EXERCISE DETAILS:
For the material that follows, list every line containing the word "莞城校区".

-- DATA FOR PROCESSING start --

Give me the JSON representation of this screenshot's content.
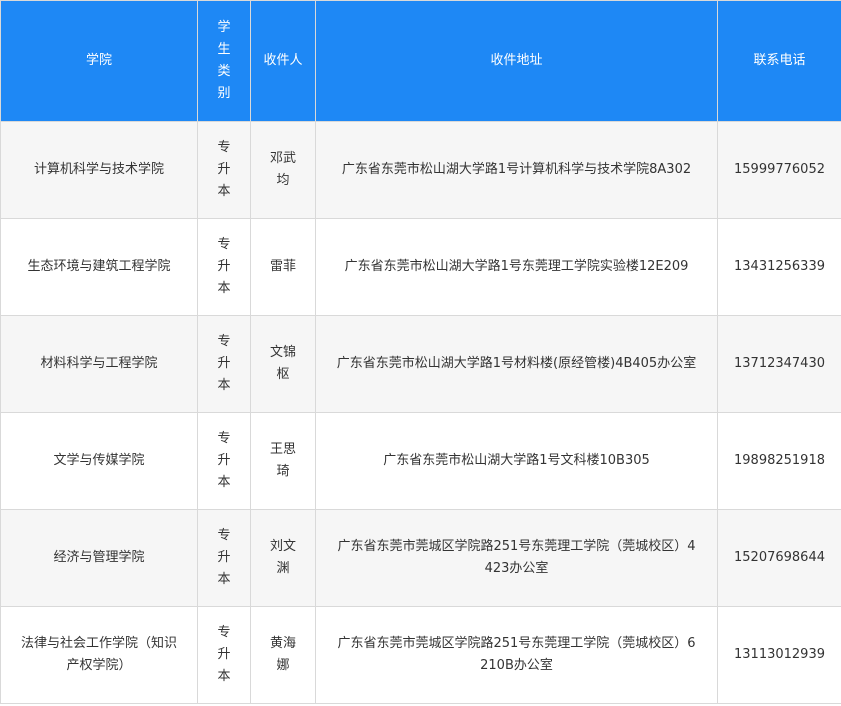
{
  "table": {
    "headers": {
      "college": "学院",
      "student_type": "学生类别",
      "recipient": "收件人",
      "address": "收件地址",
      "phone": "联系电话"
    },
    "rows": [
      {
        "college": "计算机科学与技术学院",
        "student_type": "专升本",
        "recipient": "邓武均",
        "address": "广东省东莞市松山湖大学路1号计算机科学与技术学院8A302",
        "phone": "15999776052"
      },
      {
        "college": "生态环境与建筑工程学院",
        "student_type": "专升本",
        "recipient": "雷菲",
        "address": "广东省东莞市松山湖大学路1号东莞理工学院实验楼12E209",
        "phone": "13431256339"
      },
      {
        "college": "材料科学与工程学院",
        "student_type": "专升本",
        "recipient": "文锦枢",
        "address": "广东省东莞市松山湖大学路1号材料楼(原经管楼)4B405办公室",
        "phone": "13712347430"
      },
      {
        "college": "文学与传媒学院",
        "student_type": "专升本",
        "recipient": "王思琦",
        "address": "广东省东莞市松山湖大学路1号文科楼10B305",
        "phone": "19898251918"
      },
      {
        "college": "经济与管理学院",
        "student_type": "专升本",
        "recipient": "刘文渊",
        "address": "广东省东莞市莞城区学院路251号东莞理工学院（莞城校区）4423办公室",
        "phone": "15207698644"
      },
      {
        "college": "法律与社会工作学院（知识产权学院）",
        "student_type": "专升本",
        "recipient": "黄海娜",
        "address": "广东省东莞市莞城区学院路251号东莞理工学院（莞城校区）6210B办公室",
        "phone": "13113012939"
      }
    ]
  },
  "colors": {
    "header_bg": "#1e88f5",
    "header_text": "#ffffff",
    "stripe_bg": "#f6f6f6",
    "border": "#d9d9d9",
    "body_text": "#333333"
  }
}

-- DATA FOR PROCESSING end --

WRITTEN REPLY:
        "address": "广东省东莞市莞城区学院路251号东莞理工学院（莞城校区）4423办公室",
        "address": "广东省东莞市莞城区学院路251号东莞理工学院（莞城校区）6210B办公室",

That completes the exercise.